Directions: Take every line from the listing below that contains "selected".

Supplied information:
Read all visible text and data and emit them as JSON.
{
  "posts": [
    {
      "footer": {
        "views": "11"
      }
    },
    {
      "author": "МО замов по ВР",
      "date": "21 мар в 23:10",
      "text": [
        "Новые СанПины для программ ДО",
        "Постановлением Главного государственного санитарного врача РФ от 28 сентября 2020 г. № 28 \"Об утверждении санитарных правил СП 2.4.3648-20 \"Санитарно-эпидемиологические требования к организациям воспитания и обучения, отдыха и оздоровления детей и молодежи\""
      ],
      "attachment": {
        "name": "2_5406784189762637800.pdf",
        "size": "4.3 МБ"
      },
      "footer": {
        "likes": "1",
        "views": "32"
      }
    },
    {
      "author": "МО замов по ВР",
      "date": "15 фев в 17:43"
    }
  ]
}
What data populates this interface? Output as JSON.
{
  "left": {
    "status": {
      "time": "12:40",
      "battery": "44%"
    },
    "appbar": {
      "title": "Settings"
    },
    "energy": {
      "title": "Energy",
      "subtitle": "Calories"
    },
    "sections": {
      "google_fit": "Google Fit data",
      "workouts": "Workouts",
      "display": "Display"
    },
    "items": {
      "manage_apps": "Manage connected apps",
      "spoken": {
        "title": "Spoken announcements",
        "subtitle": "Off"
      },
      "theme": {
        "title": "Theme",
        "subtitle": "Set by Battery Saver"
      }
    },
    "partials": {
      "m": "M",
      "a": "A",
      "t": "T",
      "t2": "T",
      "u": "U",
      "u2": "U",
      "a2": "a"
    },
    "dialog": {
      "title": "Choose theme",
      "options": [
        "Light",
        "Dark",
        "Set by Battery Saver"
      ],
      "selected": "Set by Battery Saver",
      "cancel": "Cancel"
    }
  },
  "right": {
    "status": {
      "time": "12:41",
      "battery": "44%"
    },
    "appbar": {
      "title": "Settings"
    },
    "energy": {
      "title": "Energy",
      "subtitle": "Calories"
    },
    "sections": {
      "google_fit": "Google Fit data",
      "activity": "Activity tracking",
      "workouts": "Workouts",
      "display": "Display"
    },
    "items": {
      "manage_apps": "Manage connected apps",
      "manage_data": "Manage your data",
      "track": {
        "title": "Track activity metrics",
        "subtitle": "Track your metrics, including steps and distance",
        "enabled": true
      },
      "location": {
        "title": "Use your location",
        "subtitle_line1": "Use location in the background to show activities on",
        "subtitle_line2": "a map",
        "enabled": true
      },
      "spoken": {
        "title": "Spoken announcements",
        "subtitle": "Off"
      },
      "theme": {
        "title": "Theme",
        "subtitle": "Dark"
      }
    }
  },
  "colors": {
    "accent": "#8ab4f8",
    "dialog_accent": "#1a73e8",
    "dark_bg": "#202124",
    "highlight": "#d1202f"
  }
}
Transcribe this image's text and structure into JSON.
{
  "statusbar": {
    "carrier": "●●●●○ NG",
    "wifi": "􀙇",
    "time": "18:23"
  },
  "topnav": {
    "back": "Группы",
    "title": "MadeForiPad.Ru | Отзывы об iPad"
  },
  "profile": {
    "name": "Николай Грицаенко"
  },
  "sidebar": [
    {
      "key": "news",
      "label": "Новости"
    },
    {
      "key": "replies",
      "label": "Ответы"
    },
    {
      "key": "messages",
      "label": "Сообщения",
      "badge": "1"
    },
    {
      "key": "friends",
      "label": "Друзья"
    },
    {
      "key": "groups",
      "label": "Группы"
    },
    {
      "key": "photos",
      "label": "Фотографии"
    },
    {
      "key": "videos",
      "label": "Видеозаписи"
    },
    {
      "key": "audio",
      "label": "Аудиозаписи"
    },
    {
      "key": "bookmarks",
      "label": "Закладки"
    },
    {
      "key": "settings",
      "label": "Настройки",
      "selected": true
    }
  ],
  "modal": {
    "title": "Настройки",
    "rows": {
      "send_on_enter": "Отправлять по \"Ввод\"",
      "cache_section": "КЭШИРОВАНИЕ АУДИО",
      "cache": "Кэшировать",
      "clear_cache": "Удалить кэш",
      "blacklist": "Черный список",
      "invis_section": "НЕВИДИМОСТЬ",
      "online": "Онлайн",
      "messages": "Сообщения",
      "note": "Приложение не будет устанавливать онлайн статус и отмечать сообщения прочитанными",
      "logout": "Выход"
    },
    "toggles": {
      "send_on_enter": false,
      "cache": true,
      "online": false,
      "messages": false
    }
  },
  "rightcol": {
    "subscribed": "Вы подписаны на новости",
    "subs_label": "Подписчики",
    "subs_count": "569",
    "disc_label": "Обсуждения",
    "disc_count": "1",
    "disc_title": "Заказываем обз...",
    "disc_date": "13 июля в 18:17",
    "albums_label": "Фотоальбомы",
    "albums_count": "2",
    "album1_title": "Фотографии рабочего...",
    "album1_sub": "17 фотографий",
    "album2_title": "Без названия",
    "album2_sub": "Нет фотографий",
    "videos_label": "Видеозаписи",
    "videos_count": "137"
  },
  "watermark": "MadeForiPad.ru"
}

Result:
      "selected": "Set by Battery Saver",
      "selected": true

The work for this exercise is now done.